- _TUGAS YANG DIBERIKAN A_
Saring baris data di bawah dan salin setiap baris yang memuat string "print".

Rabu 16 Nov 2022 12:57 WIB

Nomor Urut Parpol tak Dikocok Ulang, Opsi dari KPU, dan Preseden Buruk Perppu Pemilu

KPU menyebut, pasal terkait nomor urut parpol di Perppu Pemilu bersifat terbuka.

Parpol peserta pemilu. Pada Pemilu 2024, parpol peserta pemilu akan menggunakan nomor urut seperti pada Pemilu 2019. (ilustrasi)
Foto:

Direktur Jenderal Politik dan Pemerintahan Umum (Dirjen Politik dan PUM) Kementerian Dalam Negeri (Kemendagri) Bahtiar pada Selasa (15/11/2022) mengakui, pembahasan rancangan Perppu terkait UU Pemilu melebar bukan sebatas mengakomodasi keikusertaan tiga DOB Papua dalam pemilu. Beberapa di antara materi yang ikut direvisi adalah penyeragaman masa jabatan Komisi Pemilihan Umum (KPU) daerah dan nomor urut parpol.

"Itu nanti sudah kita bicarakan hal-hal seperti itu," ujar Bahtiar di Gedung Nusantara, Kompleks Parlemen, Jakarta, Selasa.

"Namanya pendapat kan banyak pikiran kan, hal-hal itu, cuma kita lihat urgensinya seperti apa, kebaikannya apa. Lah kalau untuk kebaikan Pemilu 2024 kenapa ndak, jadi prinsipnya kita hal-hal yang baik itu kita dukung," ujar Bahtiar, menambahkan.

KPU pun sudah mengaku setuju dengan rencana partai peserta Pemilu 2019 menggunakan nomor urut sama saat Pemilu 2024. Komisioner KPU RI Idham Holik mengatakan, ketika nomor urut partai lama tidak diundi saat Pemilu 2024, tentu akan ada efek positif. Salah satunya adalah masyarakat lebih mudah mengingat partai politik karena nomor urutnya sama dengan nomor urut di pemilu sebelumnya.

Dengan tidak adanya pengubahan nomor urut partai, Idham berharap partisipasi politik masyarakat meningkat saat gelaran Pemilu 2024. Terkait pasal nomor urut ini dalam Perppu, Idham mengatakan bahwa pasal tersebut akan bersifat terbuka. 

"Jadi bagi partai yang ingin menggunakan nomor urut sebelumnya silakan, tapi bagi partai parlemen yang menginginkan nomor urut baru ya nanti dilakukan pengundian," ungkapnya.

[Item dari sumber data]
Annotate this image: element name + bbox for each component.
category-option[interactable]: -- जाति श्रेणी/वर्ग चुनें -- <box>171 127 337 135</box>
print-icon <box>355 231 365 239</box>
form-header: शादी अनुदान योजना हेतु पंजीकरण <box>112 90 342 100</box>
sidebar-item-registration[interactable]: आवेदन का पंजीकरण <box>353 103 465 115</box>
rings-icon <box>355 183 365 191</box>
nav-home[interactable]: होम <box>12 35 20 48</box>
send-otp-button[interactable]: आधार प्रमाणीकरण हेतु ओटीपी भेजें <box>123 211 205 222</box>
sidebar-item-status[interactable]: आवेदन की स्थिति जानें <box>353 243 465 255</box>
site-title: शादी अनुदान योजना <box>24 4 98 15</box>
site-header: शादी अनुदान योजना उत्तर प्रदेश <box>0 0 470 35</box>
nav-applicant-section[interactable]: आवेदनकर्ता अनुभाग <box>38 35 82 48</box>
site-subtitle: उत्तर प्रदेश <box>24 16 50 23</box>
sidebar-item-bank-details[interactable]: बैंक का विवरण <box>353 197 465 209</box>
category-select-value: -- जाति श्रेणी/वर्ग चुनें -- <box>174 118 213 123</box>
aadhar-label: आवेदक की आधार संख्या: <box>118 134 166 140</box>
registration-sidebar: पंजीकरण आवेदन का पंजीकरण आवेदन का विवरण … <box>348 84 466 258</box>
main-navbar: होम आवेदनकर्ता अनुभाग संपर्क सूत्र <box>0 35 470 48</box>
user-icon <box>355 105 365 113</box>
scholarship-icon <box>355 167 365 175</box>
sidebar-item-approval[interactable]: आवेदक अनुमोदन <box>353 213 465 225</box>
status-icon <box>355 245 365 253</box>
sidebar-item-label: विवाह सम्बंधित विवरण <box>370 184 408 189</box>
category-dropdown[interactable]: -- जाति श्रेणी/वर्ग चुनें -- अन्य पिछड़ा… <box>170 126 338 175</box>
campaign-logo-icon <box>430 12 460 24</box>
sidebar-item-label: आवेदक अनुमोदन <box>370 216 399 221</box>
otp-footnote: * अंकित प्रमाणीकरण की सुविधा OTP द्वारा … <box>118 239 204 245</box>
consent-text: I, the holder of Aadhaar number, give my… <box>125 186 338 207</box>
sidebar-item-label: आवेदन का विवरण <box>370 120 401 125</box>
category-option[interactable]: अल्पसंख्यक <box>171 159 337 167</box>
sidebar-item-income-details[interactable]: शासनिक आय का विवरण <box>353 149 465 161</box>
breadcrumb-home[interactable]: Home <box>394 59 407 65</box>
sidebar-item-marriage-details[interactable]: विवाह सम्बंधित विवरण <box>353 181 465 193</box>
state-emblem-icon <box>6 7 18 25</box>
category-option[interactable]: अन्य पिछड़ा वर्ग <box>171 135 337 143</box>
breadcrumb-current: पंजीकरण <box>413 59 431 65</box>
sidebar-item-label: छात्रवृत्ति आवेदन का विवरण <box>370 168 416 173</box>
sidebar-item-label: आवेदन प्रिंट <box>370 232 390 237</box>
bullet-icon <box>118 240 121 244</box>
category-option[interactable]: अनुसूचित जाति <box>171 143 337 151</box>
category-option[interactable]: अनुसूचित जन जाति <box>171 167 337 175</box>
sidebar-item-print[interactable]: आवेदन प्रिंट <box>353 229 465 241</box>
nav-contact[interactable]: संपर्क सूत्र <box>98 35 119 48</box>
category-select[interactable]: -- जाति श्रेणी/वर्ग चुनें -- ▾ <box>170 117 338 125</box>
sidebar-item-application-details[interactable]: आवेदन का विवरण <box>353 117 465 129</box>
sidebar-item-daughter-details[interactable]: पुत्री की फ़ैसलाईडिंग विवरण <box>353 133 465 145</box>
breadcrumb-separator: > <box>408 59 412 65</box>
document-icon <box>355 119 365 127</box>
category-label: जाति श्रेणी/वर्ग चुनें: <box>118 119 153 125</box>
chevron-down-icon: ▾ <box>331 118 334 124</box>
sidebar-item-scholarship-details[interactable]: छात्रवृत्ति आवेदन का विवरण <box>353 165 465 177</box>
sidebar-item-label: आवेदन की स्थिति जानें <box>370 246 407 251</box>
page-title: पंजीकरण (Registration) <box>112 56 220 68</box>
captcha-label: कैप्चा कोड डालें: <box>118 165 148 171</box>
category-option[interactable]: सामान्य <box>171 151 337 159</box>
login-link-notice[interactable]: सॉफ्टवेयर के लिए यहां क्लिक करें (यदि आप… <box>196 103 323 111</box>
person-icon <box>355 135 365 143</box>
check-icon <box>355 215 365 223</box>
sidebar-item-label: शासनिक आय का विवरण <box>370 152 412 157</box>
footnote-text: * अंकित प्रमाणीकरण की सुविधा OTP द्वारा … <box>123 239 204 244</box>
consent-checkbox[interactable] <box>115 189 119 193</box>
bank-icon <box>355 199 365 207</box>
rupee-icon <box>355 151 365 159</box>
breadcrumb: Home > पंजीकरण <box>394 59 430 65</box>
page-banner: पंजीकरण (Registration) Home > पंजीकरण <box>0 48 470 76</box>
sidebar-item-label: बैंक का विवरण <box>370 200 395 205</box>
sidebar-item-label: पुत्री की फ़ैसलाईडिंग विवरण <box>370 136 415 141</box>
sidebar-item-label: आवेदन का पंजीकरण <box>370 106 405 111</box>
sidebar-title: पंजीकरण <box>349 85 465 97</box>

- _TUGAS YANG DIBERIKAN B_
Menurut artikel tentang nomor urut parpol di atas, apa salah satu efek positif yang disebut Idham Holik jika nomor urut partai lama tidak diundi pada Pemilu 2024?

- _JAWABAN BENAR A_
print-icon <box>355 231 365 239</box>
sidebar-item-print[interactable]: आवेदन प्रिंट <box>353 229 465 241</box>

- _JAWABAN BENAR B_
Masyarakat lebih mudah mengingat partai politik karena nomor urutnya sama dengan nomor urut di pemilu sebelumnya.